_Records provided_
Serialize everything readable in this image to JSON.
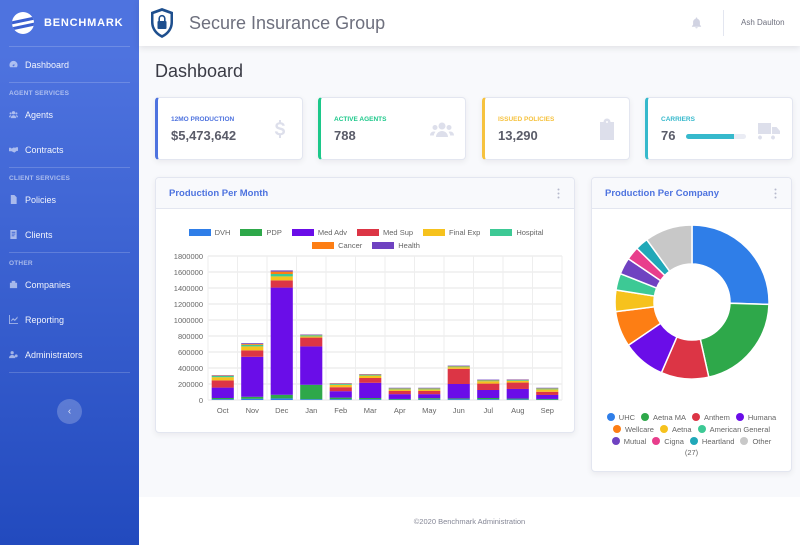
{
  "brand": {
    "name": "BENCHMARK"
  },
  "sidebar": {
    "items": [
      {
        "label": "Dashboard",
        "icon": "tachometer-icon"
      },
      {
        "heading": "AGENT SERVICES"
      },
      {
        "label": "Agents",
        "icon": "users-icon"
      },
      {
        "label": "Contracts",
        "icon": "handshake-icon"
      },
      {
        "heading": "CLIENT SERVICES"
      },
      {
        "label": "Policies",
        "icon": "file-icon"
      },
      {
        "label": "Clients",
        "icon": "address-card-icon"
      },
      {
        "heading": "OTHER"
      },
      {
        "label": "Companies",
        "icon": "building-icon"
      },
      {
        "label": "Reporting",
        "icon": "chart-icon"
      },
      {
        "label": "Administrators",
        "icon": "users-cog-icon"
      }
    ],
    "toggle": "‹"
  },
  "topbar": {
    "title": "Secure Insurance Group",
    "user": "Ash Daulton"
  },
  "page": {
    "title": "Dashboard"
  },
  "stats": [
    {
      "label": "12MO PRODUCTION",
      "value": "$5,473,642",
      "color": "#4e73df",
      "icon": "dollar-icon"
    },
    {
      "label": "ACTIVE AGENTS",
      "value": "788",
      "color": "#1cc88a",
      "icon": "users-icon"
    },
    {
      "label": "ISSUED POLICIES",
      "value": "13,290",
      "color": "#f6c23e",
      "icon": "clipboard-icon"
    },
    {
      "label": "CARRIERS",
      "value": "76",
      "color": "#36b9cc",
      "icon": "truck-icon",
      "progress": 0.8
    }
  ],
  "production_month": {
    "title": "Production Per Month"
  },
  "production_company": {
    "title": "Production Per Company",
    "extra": "(27)"
  },
  "footer": {
    "text": "©2020 Benchmark Administration"
  },
  "chart_data": [
    {
      "type": "bar",
      "stacked": true,
      "categories": [
        "Oct",
        "Nov",
        "Dec",
        "Jan",
        "Feb",
        "Mar",
        "Apr",
        "May",
        "Jun",
        "Jul",
        "Aug",
        "Sep"
      ],
      "ylim": [
        0,
        1800000
      ],
      "yticks": [
        0,
        200000,
        400000,
        600000,
        800000,
        1000000,
        1200000,
        1400000,
        1600000,
        1800000
      ],
      "legend_position": "top",
      "grid": true,
      "series": [
        {
          "name": "DVH",
          "color": "#2f7ee8",
          "values": [
            10000,
            15000,
            20000,
            10000,
            10000,
            10000,
            5000,
            8000,
            10000,
            10000,
            8000,
            5000
          ]
        },
        {
          "name": "PDP",
          "color": "#2ea84a",
          "values": [
            15000,
            25000,
            45000,
            180000,
            20000,
            15000,
            8000,
            15000,
            10000,
            15000,
            10000,
            8000
          ]
        },
        {
          "name": "Med Adv",
          "color": "#6a0de8",
          "values": [
            130000,
            500000,
            1340000,
            480000,
            80000,
            190000,
            60000,
            50000,
            180000,
            100000,
            120000,
            50000
          ]
        },
        {
          "name": "Med Sup",
          "color": "#dc3545",
          "values": [
            90000,
            80000,
            90000,
            110000,
            50000,
            60000,
            40000,
            40000,
            190000,
            80000,
            80000,
            40000
          ]
        },
        {
          "name": "Final Exp",
          "color": "#f6c21d",
          "values": [
            40000,
            50000,
            50000,
            15000,
            30000,
            30000,
            20000,
            20000,
            20000,
            30000,
            20000,
            30000
          ]
        },
        {
          "name": "Hospital",
          "color": "#3dc995",
          "values": [
            15000,
            20000,
            30000,
            15000,
            10000,
            10000,
            10000,
            10000,
            10000,
            10000,
            10000,
            10000
          ]
        },
        {
          "name": "Cancer",
          "color": "#fd7e14",
          "values": [
            5000,
            10000,
            30000,
            5000,
            5000,
            5000,
            5000,
            5000,
            5000,
            5000,
            5000,
            5000
          ]
        },
        {
          "name": "Health",
          "color": "#6f42c1",
          "values": [
            5000,
            10000,
            15000,
            5000,
            5000,
            5000,
            5000,
            5000,
            5000,
            5000,
            5000,
            5000
          ]
        }
      ]
    },
    {
      "type": "pie",
      "donut": true,
      "legend_position": "bottom",
      "slices": [
        {
          "name": "UHC",
          "value": 25.5,
          "color": "#2f7ee8"
        },
        {
          "name": "Aetna MA",
          "value": 21,
          "color": "#2ea84a"
        },
        {
          "name": "Anthem",
          "value": 10,
          "color": "#dc3545"
        },
        {
          "name": "Humana",
          "value": 9,
          "color": "#6a0de8"
        },
        {
          "name": "Wellcare",
          "value": 7.5,
          "color": "#fd7e14"
        },
        {
          "name": "Aetna",
          "value": 4.5,
          "color": "#f6c21d"
        },
        {
          "name": "American General",
          "value": 3.5,
          "color": "#3dc995"
        },
        {
          "name": "Mutual",
          "value": 3.5,
          "color": "#6f42c1"
        },
        {
          "name": "Cigna",
          "value": 2.8,
          "color": "#e83e8c"
        },
        {
          "name": "Heartland",
          "value": 2.7,
          "color": "#20a8b8"
        },
        {
          "name": "Other",
          "value": 10,
          "color": "#c8c8c8"
        }
      ]
    }
  ]
}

_Exercise objective_
Make a word-for-word copy of the entries, without any pictures.

_Task result_
Serialize everything readable in this image to JSON.
{
  "brand": {
    "name": "BENCHMARK"
  },
  "sidebar": {
    "items": [
      {
        "label": "Dashboard",
        "icon": "tachometer-icon"
      },
      {
        "heading": "AGENT SERVICES"
      },
      {
        "label": "Agents",
        "icon": "users-icon"
      },
      {
        "label": "Contracts",
        "icon": "handshake-icon"
      },
      {
        "heading": "CLIENT SERVICES"
      },
      {
        "label": "Policies",
        "icon": "file-icon"
      },
      {
        "label": "Clients",
        "icon": "address-card-icon"
      },
      {
        "heading": "OTHER"
      },
      {
        "label": "Companies",
        "icon": "building-icon"
      },
      {
        "label": "Reporting",
        "icon": "chart-icon"
      },
      {
        "label": "Administrators",
        "icon": "users-cog-icon"
      }
    ],
    "toggle": "‹"
  },
  "topbar": {
    "title": "Secure Insurance Group",
    "user": "Ash Daulton"
  },
  "page": {
    "title": "Dashboard"
  },
  "stats": [
    {
      "label": "12MO PRODUCTION",
      "value": "$5,473,642",
      "color": "#4e73df",
      "icon": "dollar-icon"
    },
    {
      "label": "ACTIVE AGENTS",
      "value": "788",
      "color": "#1cc88a",
      "icon": "users-icon"
    },
    {
      "label": "ISSUED POLICIES",
      "value": "13,290",
      "color": "#f6c23e",
      "icon": "clipboard-icon"
    },
    {
      "label": "CARRIERS",
      "value": "76",
      "color": "#36b9cc",
      "icon": "truck-icon",
      "progress": 0.8
    }
  ],
  "production_month": {
    "title": "Production Per Month"
  },
  "production_company": {
    "title": "Production Per Company",
    "extra": "(27)"
  },
  "footer": {
    "text": "©2020 Benchmark Administration"
  },
  "chart_data": [
    {
      "type": "bar",
      "stacked": true,
      "categories": [
        "Oct",
        "Nov",
        "Dec",
        "Jan",
        "Feb",
        "Mar",
        "Apr",
        "May",
        "Jun",
        "Jul",
        "Aug",
        "Sep"
      ],
      "ylim": [
        0,
        1800000
      ],
      "yticks": [
        0,
        200000,
        400000,
        600000,
        800000,
        1000000,
        1200000,
        1400000,
        1600000,
        1800000
      ],
      "legend_position": "top",
      "grid": true,
      "series": [
        {
          "name": "DVH",
          "color": "#2f7ee8",
          "values": [
            10000,
            15000,
            20000,
            10000,
            10000,
            10000,
            5000,
            8000,
            10000,
            10000,
            8000,
            5000
          ]
        },
        {
          "name": "PDP",
          "color": "#2ea84a",
          "values": [
            15000,
            25000,
            45000,
            180000,
            20000,
            15000,
            8000,
            15000,
            10000,
            15000,
            10000,
            8000
          ]
        },
        {
          "name": "Med Adv",
          "color": "#6a0de8",
          "values": [
            130000,
            500000,
            1340000,
            480000,
            80000,
            190000,
            60000,
            50000,
            180000,
            100000,
            120000,
            50000
          ]
        },
        {
          "name": "Med Sup",
          "color": "#dc3545",
          "values": [
            90000,
            80000,
            90000,
            110000,
            50000,
            60000,
            40000,
            40000,
            190000,
            80000,
            80000,
            40000
          ]
        },
        {
          "name": "Final Exp",
          "color": "#f6c21d",
          "values": [
            40000,
            50000,
            50000,
            15000,
            30000,
            30000,
            20000,
            20000,
            20000,
            30000,
            20000,
            30000
          ]
        },
        {
          "name": "Hospital",
          "color": "#3dc995",
          "values": [
            15000,
            20000,
            30000,
            15000,
            10000,
            10000,
            10000,
            10000,
            10000,
            10000,
            10000,
            10000
          ]
        },
        {
          "name": "Cancer",
          "color": "#fd7e14",
          "values": [
            5000,
            10000,
            30000,
            5000,
            5000,
            5000,
            5000,
            5000,
            5000,
            5000,
            5000,
            5000
          ]
        },
        {
          "name": "Health",
          "color": "#6f42c1",
          "values": [
            5000,
            10000,
            15000,
            5000,
            5000,
            5000,
            5000,
            5000,
            5000,
            5000,
            5000,
            5000
          ]
        }
      ]
    },
    {
      "type": "pie",
      "donut": true,
      "legend_position": "bottom",
      "slices": [
        {
          "name": "UHC",
          "value": 25.5,
          "color": "#2f7ee8"
        },
        {
          "name": "Aetna MA",
          "value": 21,
          "color": "#2ea84a"
        },
        {
          "name": "Anthem",
          "value": 10,
          "color": "#dc3545"
        },
        {
          "name": "Humana",
          "value": 9,
          "color": "#6a0de8"
        },
        {
          "name": "Wellcare",
          "value": 7.5,
          "color": "#fd7e14"
        },
        {
          "name": "Aetna",
          "value": 4.5,
          "color": "#f6c21d"
        },
        {
          "name": "American General",
          "value": 3.5,
          "color": "#3dc995"
        },
        {
          "name": "Mutual",
          "value": 3.5,
          "color": "#6f42c1"
        },
        {
          "name": "Cigna",
          "value": 2.8,
          "color": "#e83e8c"
        },
        {
          "name": "Heartland",
          "value": 2.7,
          "color": "#20a8b8"
        },
        {
          "name": "Other",
          "value": 10,
          "color": "#c8c8c8"
        }
      ]
    }
  ]
}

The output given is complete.